# Start of Dataset records

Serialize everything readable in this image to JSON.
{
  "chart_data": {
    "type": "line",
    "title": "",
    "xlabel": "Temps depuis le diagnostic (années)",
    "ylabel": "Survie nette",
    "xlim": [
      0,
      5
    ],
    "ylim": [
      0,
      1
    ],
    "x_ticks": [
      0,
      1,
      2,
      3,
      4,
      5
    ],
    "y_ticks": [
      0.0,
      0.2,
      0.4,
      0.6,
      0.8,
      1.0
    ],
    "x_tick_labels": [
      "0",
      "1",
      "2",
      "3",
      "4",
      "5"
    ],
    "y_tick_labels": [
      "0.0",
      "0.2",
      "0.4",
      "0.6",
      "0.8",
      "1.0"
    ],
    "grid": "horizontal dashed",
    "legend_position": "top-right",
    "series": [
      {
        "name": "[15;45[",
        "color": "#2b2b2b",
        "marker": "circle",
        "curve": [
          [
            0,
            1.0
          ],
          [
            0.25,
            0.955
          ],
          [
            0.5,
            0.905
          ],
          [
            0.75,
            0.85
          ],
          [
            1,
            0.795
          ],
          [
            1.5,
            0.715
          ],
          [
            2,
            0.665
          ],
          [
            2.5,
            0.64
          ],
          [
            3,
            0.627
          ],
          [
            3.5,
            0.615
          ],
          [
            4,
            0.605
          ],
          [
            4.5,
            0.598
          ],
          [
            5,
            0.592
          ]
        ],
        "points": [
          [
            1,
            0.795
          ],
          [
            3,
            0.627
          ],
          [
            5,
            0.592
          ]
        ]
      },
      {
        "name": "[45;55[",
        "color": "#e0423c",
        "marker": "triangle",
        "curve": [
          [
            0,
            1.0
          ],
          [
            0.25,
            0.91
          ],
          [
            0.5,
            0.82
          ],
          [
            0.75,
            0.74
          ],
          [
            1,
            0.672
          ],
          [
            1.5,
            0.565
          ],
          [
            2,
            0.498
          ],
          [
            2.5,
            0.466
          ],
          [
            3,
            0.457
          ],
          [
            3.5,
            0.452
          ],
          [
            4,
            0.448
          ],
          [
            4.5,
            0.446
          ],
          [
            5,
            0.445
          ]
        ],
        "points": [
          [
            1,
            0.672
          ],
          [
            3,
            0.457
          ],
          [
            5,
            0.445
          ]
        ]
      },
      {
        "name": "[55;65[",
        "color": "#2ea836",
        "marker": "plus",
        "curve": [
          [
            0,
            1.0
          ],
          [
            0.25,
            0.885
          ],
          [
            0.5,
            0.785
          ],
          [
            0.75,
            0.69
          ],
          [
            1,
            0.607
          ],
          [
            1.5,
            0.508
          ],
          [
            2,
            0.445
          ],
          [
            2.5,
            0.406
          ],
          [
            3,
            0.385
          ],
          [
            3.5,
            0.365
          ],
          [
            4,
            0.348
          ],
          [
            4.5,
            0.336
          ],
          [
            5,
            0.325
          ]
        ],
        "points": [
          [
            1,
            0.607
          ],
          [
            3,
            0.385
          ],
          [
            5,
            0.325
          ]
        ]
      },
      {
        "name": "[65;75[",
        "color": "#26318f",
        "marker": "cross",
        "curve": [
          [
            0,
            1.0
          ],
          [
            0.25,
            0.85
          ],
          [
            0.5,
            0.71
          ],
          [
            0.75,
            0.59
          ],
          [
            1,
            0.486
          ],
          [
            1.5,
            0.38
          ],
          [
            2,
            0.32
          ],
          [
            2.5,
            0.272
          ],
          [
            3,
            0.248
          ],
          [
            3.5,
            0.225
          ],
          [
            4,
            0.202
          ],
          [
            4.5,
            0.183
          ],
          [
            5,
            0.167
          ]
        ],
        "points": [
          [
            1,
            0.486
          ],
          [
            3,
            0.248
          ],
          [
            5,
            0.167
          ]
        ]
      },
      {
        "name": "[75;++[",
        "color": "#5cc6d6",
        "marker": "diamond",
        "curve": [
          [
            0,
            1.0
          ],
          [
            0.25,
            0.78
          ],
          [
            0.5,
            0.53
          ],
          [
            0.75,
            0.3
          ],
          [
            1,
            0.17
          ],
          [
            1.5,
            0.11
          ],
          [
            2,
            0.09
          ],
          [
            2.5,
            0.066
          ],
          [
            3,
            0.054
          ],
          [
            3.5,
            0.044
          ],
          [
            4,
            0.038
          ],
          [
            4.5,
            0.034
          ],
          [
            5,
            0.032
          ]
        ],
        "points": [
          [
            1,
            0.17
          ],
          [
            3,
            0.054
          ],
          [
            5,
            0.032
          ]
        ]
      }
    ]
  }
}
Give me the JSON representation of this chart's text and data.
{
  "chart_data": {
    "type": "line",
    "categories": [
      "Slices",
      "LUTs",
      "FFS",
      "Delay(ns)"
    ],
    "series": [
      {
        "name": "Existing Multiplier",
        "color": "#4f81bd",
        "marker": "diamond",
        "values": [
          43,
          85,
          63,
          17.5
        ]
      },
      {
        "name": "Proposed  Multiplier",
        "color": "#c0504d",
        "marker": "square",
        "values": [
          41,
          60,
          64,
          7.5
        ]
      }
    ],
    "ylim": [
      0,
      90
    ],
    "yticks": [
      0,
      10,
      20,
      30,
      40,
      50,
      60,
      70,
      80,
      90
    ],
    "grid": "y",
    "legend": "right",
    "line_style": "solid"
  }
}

# End of Dataset records

* [Aim]:
Pick every line with "name" in it and copy it.

* [Exercise solution]:
        "name": "[15;45[",
        "name": "[45;55[",
        "name": "[55;65[",
        "name": "[65;75[",
        "name": "[75;++[",
        "name": "Existing Multiplier",
        "name": "Proposed  Multiplier",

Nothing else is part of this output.